Challenge: Could you transcribe the material below exactly, without leaving out a single line?

Material to process:
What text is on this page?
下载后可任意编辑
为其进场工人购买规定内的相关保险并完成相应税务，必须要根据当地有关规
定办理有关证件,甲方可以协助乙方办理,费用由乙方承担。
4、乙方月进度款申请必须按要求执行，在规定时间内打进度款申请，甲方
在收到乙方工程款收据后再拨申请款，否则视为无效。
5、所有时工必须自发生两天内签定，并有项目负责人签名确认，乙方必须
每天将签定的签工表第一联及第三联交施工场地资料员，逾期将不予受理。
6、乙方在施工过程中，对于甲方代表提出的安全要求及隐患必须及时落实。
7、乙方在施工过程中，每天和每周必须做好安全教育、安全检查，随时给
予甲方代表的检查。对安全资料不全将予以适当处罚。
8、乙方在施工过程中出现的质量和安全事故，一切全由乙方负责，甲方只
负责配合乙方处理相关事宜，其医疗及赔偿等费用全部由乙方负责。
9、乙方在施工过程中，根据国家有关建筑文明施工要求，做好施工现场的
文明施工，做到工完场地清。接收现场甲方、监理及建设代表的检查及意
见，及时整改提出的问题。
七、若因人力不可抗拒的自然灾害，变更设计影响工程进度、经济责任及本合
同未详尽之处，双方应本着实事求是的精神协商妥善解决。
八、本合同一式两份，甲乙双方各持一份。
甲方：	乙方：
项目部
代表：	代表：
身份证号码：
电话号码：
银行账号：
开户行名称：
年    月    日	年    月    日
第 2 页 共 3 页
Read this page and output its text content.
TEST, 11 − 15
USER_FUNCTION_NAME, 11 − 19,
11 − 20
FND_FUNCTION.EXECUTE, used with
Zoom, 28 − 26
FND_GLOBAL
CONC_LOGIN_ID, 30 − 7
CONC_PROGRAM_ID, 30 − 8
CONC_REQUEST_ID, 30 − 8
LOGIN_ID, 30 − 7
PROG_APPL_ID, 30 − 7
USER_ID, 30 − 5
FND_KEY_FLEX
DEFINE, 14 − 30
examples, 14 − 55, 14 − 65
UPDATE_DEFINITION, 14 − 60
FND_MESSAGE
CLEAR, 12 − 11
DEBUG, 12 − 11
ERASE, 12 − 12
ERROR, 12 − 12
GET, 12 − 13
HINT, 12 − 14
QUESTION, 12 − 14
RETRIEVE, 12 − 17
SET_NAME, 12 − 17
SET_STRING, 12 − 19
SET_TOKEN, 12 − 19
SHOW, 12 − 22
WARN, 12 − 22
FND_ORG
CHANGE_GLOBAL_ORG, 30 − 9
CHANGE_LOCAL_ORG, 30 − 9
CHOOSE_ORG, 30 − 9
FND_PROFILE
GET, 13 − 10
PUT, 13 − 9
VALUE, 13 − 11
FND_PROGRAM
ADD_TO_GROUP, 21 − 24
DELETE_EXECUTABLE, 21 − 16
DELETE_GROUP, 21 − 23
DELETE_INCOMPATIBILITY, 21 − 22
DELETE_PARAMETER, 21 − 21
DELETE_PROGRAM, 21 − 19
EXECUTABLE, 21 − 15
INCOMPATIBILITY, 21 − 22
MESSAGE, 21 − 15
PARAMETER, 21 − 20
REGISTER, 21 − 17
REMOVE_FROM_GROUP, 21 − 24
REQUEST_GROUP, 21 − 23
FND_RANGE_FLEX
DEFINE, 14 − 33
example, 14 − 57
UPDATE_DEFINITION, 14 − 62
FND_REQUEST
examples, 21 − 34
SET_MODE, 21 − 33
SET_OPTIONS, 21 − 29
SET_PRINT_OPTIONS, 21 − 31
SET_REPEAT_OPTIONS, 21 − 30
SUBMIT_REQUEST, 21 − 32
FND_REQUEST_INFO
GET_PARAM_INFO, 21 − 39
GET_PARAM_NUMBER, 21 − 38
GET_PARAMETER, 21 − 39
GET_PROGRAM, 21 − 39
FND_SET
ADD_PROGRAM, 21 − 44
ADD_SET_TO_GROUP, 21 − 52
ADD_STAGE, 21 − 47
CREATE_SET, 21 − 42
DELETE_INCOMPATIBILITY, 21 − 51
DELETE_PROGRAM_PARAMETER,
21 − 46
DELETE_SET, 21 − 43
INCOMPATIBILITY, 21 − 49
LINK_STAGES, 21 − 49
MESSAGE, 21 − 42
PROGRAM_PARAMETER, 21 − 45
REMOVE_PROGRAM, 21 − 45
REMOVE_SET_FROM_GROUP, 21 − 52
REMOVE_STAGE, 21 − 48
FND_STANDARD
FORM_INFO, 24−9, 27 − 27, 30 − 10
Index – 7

Answer to the task:
What text is on this page?
下载后可任意编辑
为其进场工人购买规定内的相关保险并完成相应税务，必须要根据当地有关规
定办理有关证件,甲方可以协助乙方办理,费用由乙方承担。
4、乙方月进度款申请必须按要求执行，在规定时间内打进度款申请，甲方
在收到乙方工程款收据后再拨申请款，否则视为无效。
5、所有时工必须自发生两天内签定，并有项目负责人签名确认，乙方必须
每天将签定的签工表第一联及第三联交施工场地资料员，逾期将不予受理。
6、乙方在施工过程中，对于甲方代表提出的安全要求及隐患必须及时落实。
7、乙方在施工过程中，每天和每周必须做好安全教育、安全检查，随时给
予甲方代表的检查。对安全资料不全将予以适当处罚。
8、乙方在施工过程中出现的质量和安全事故，一切全由乙方负责，甲方只
负责配合乙方处理相关事宜，其医疗及赔偿等费用全部由乙方负责。
9、乙方在施工过程中，根据国家有关建筑文明施工要求，做好施工现场的
文明施工，做到工完场地清。接收现场甲方、监理及建设代表的检查及意
见，及时整改提出的问题。
七、若因人力不可抗拒的自然灾害，变更设计影响工程进度、经济责任及本合
同未详尽之处，双方应本着实事求是的精神协商妥善解决。
八、本合同一式两份，甲乙双方各持一份。
甲方：	乙方：
项目部
代表：	代表：
身份证号码：
电话号码：
银行账号：
开户行名称：
年    月    日	年    月    日
第 2 页 共 3 页
Read this page and output its text content.
TEST, 11 − 15
USER_FUNCTION_NAME, 11 − 19,
11 − 20
FND_FUNCTION.EXECUTE, used with
Zoom, 28 − 26
FND_GLOBAL
CONC_LOGIN_ID, 30 − 7
CONC_PROGRAM_ID, 30 − 8
CONC_REQUEST_ID, 30 − 8
LOGIN_ID, 30 − 7
PROG_APPL_ID, 30 − 7
USER_ID, 30 − 5
FND_KEY_FLEX
DEFINE, 14 − 30
examples, 14 − 55, 14 − 65
UPDATE_DEFINITION, 14 − 60
FND_MESSAGE
CLEAR, 12 − 11
DEBUG, 12 − 11
ERASE, 12 − 12
ERROR, 12 − 12
GET, 12 − 13
HINT, 12 − 14
QUESTION, 12 − 14
RETRIEVE, 12 − 17
SET_NAME, 12 − 17
SET_STRING, 12 − 19
SET_TOKEN, 12 − 19
SHOW, 12 − 22
WARN, 12 − 22
FND_ORG
CHANGE_GLOBAL_ORG, 30 − 9
CHANGE_LOCAL_ORG, 30 − 9
CHOOSE_ORG, 30 − 9
FND_PROFILE
GET, 13 − 10
PUT, 13 − 9
VALUE, 13 − 11
FND_PROGRAM
ADD_TO_GROUP, 21 − 24
DELETE_EXECUTABLE, 21 − 16
DELETE_GROUP, 21 − 23
DELETE_INCOMPATIBILITY, 21 − 22
DELETE_PARAMETER, 21 − 21
DELETE_PROGRAM, 21 − 19
EXECUTABLE, 21 − 15
INCOMPATIBILITY, 21 − 22
MESSAGE, 21 − 15
PARAMETER, 21 − 20
REGISTER, 21 − 17
REMOVE_FROM_GROUP, 21 − 24
REQUEST_GROUP, 21 − 23
FND_RANGE_FLEX
DEFINE, 14 − 33
example, 14 − 57
UPDATE_DEFINITION, 14 − 62
FND_REQUEST
examples, 21 − 34
SET_MODE, 21 − 33
SET_OPTIONS, 21 − 29
SET_PRINT_OPTIONS, 21 − 31
SET_REPEAT_OPTIONS, 21 − 30
SUBMIT_REQUEST, 21 − 32
FND_REQUEST_INFO
GET_PARAM_INFO, 21 − 39
GET_PARAM_NUMBER, 21 − 38
GET_PARAMETER, 21 − 39
GET_PROGRAM, 21 − 39
FND_SET
ADD_PROGRAM, 21 − 44
ADD_SET_TO_GROUP, 21 − 52
ADD_STAGE, 21 − 47
CREATE_SET, 21 − 42
DELETE_INCOMPATIBILITY, 21 − 51
DELETE_PROGRAM_PARAMETER,
21 − 46
DELETE_SET, 21 − 43
INCOMPATIBILITY, 21 − 49
LINK_STAGES, 21 − 49
MESSAGE, 21 − 42
PROGRAM_PARAMETER, 21 − 45
REMOVE_PROGRAM, 21 − 45
REMOVE_SET_FROM_GROUP, 21 − 52
REMOVE_STAGE, 21 − 48
FND_STANDARD
FORM_INFO, 24−9, 27 − 27, 30 − 10
Index – 7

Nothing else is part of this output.